Copy all the material that follows, keeping every character the same.
.....
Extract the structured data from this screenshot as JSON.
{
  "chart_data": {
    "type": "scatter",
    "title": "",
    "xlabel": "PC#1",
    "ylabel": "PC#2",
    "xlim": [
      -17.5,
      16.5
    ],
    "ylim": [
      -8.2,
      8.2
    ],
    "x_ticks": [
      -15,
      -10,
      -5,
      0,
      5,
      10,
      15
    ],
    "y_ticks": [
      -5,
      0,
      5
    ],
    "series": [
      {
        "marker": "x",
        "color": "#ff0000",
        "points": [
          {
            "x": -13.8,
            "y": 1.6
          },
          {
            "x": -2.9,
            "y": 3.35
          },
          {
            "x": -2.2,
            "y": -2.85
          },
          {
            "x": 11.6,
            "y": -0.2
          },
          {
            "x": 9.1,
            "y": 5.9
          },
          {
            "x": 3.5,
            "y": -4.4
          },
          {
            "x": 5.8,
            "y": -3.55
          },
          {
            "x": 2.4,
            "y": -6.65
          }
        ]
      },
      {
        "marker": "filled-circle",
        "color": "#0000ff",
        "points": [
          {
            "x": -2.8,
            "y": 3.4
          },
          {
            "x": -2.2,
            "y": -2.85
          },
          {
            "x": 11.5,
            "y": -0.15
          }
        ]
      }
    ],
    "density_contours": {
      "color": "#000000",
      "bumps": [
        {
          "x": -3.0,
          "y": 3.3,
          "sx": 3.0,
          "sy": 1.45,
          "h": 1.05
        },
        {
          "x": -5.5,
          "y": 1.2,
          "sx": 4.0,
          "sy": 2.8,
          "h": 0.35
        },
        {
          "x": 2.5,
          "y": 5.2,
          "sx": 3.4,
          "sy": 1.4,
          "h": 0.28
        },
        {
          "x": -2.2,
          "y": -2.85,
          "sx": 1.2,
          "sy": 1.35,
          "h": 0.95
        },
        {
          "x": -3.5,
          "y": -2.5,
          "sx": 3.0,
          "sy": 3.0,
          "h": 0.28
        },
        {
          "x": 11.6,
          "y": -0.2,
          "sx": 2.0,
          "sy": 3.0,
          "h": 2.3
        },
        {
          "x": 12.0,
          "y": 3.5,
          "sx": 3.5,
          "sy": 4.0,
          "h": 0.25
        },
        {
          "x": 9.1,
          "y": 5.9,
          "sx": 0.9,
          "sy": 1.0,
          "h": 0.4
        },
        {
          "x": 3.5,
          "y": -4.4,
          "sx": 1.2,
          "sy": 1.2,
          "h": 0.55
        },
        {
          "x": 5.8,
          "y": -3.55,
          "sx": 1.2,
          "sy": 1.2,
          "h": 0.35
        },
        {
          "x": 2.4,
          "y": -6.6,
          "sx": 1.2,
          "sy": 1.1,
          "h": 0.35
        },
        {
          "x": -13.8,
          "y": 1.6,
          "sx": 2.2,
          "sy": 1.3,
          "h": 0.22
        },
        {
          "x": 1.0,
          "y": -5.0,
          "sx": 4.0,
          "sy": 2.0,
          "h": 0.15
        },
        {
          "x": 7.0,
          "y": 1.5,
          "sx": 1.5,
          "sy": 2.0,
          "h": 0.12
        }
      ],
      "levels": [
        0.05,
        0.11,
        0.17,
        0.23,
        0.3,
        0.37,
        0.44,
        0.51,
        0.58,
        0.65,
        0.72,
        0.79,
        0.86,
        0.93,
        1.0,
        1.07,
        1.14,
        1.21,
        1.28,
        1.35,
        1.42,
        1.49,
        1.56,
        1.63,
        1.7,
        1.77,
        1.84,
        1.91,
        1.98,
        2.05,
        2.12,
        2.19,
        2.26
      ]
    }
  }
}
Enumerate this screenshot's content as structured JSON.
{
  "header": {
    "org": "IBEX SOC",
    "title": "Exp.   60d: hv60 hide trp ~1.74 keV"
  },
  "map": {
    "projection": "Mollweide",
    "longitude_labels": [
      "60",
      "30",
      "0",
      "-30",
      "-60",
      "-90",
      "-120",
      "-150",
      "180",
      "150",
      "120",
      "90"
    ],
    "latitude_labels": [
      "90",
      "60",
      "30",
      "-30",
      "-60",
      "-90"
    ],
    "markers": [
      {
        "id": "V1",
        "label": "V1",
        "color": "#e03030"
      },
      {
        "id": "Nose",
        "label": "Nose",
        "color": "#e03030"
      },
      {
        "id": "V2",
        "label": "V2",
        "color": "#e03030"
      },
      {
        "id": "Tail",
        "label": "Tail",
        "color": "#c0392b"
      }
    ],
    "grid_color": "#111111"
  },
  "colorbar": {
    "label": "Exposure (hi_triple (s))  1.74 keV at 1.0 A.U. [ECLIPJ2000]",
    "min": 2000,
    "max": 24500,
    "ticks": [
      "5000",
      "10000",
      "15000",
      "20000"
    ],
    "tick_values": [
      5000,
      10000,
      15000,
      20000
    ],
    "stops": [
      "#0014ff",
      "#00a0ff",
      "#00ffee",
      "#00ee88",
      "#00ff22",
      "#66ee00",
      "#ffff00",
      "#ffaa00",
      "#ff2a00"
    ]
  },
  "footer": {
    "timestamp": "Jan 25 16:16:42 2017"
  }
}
.....
CORRECT RESPONSE:
Extract the structured data from this screenshot as JSON.
{
  "chart_data": {
    "type": "scatter",
    "title": "",
    "xlabel": "PC#1",
    "ylabel": "PC#2",
    "xlim": [
      -17.5,
      16.5
    ],
    "ylim": [
      -8.2,
      8.2
    ],
    "x_ticks": [
      -15,
      -10,
      -5,
      0,
      5,
      10,
      15
    ],
    "y_ticks": [
      -5,
      0,
      5
    ],
    "series": [
      {
        "marker": "x",
        "color": "#ff0000",
        "points": [
          {
            "x": -13.8,
            "y": 1.6
          },
          {
            "x": -2.9,
            "y": 3.35
          },
          {
            "x": -2.2,
            "y": -2.85
          },
          {
            "x": 11.6,
            "y": -0.2
          },
          {
            "x": 9.1,
            "y": 5.9
          },
          {
            "x": 3.5,
            "y": -4.4
          },
          {
            "x": 5.8,
            "y": -3.55
          },
          {
            "x": 2.4,
            "y": -6.65
          }
        ]
      },
      {
        "marker": "filled-circle",
        "color": "#0000ff",
        "points": [
          {
            "x": -2.8,
            "y": 3.4
          },
          {
            "x": -2.2,
            "y": -2.85
          },
          {
            "x": 11.5,
            "y": -0.15
          }
        ]
      }
    ],
    "density_contours": {
      "color": "#000000",
      "bumps": [
        {
          "x": -3.0,
          "y": 3.3,
          "sx": 3.0,
          "sy": 1.45,
          "h": 1.05
        },
        {
          "x": -5.5,
          "y": 1.2,
          "sx": 4.0,
          "sy": 2.8,
          "h": 0.35
        },
        {
          "x": 2.5,
          "y": 5.2,
          "sx": 3.4,
          "sy": 1.4,
          "h": 0.28
        },
        {
          "x": -2.2,
          "y": -2.85,
          "sx": 1.2,
          "sy": 1.35,
          "h": 0.95
        },
        {
          "x": -3.5,
          "y": -2.5,
          "sx": 3.0,
          "sy": 3.0,
          "h": 0.28
        },
        {
          "x": 11.6,
          "y": -0.2,
          "sx": 2.0,
          "sy": 3.0,
          "h": 2.3
        },
        {
          "x": 12.0,
          "y": 3.5,
          "sx": 3.5,
          "sy": 4.0,
          "h": 0.25
        },
        {
          "x": 9.1,
          "y": 5.9,
          "sx": 0.9,
          "sy": 1.0,
          "h": 0.4
        },
        {
          "x": 3.5,
          "y": -4.4,
          "sx": 1.2,
          "sy": 1.2,
          "h": 0.55
        },
        {
          "x": 5.8,
          "y": -3.55,
          "sx": 1.2,
          "sy": 1.2,
          "h": 0.35
        },
        {
          "x": 2.4,
          "y": -6.6,
          "sx": 1.2,
          "sy": 1.1,
          "h": 0.35
        },
        {
          "x": -13.8,
          "y": 1.6,
          "sx": 2.2,
          "sy": 1.3,
          "h": 0.22
        },
        {
          "x": 1.0,
          "y": -5.0,
          "sx": 4.0,
          "sy": 2.0,
          "h": 0.15
        },
        {
          "x": 7.0,
          "y": 1.5,
          "sx": 1.5,
          "sy": 2.0,
          "h": 0.12
        }
      ],
      "levels": [
        0.05,
        0.11,
        0.17,
        0.23,
        0.3,
        0.37,
        0.44,
        0.51,
        0.58,
        0.65,
        0.72,
        0.79,
        0.86,
        0.93,
        1.0,
        1.07,
        1.14,
        1.21,
        1.28,
        1.35,
        1.42,
        1.49,
        1.56,
        1.63,
        1.7,
        1.77,
        1.84,
        1.91,
        1.98,
        2.05,
        2.12,
        2.19,
        2.26
      ]
    }
  }
}
Enumerate this screenshot's content as structured JSON.
{
  "header": {
    "org": "IBEX SOC",
    "title": "Exp.   60d: hv60 hide trp ~1.74 keV"
  },
  "map": {
    "projection": "Mollweide",
    "longitude_labels": [
      "60",
      "30",
      "0",
      "-30",
      "-60",
      "-90",
      "-120",
      "-150",
      "180",
      "150",
      "120",
      "90"
    ],
    "latitude_labels": [
      "90",
      "60",
      "30",
      "-30",
      "-60",
      "-90"
    ],
    "markers": [
      {
        "id": "V1",
        "label": "V1",
        "color": "#e03030"
      },
      {
        "id": "Nose",
        "label": "Nose",
        "color": "#e03030"
      },
      {
        "id": "V2",
        "label": "V2",
        "color": "#e03030"
      },
      {
        "id": "Tail",
        "label": "Tail",
        "color": "#c0392b"
      }
    ],
    "grid_color": "#111111"
  },
  "colorbar": {
    "label": "Exposure (hi_triple (s))  1.74 keV at 1.0 A.U. [ECLIPJ2000]",
    "min": 2000,
    "max": 24500,
    "ticks": [
      "5000",
      "10000",
      "15000",
      "20000"
    ],
    "tick_values": [
      5000,
      10000,
      15000,
      20000
    ],
    "stops": [
      "#0014ff",
      "#00a0ff",
      "#00ffee",
      "#00ee88",
      "#00ff22",
      "#66ee00",
      "#ffff00",
      "#ffaa00",
      "#ff2a00"
    ]
  },
  "footer": {
    "timestamp": "Jan 25 16:16:42 2017"
  }
}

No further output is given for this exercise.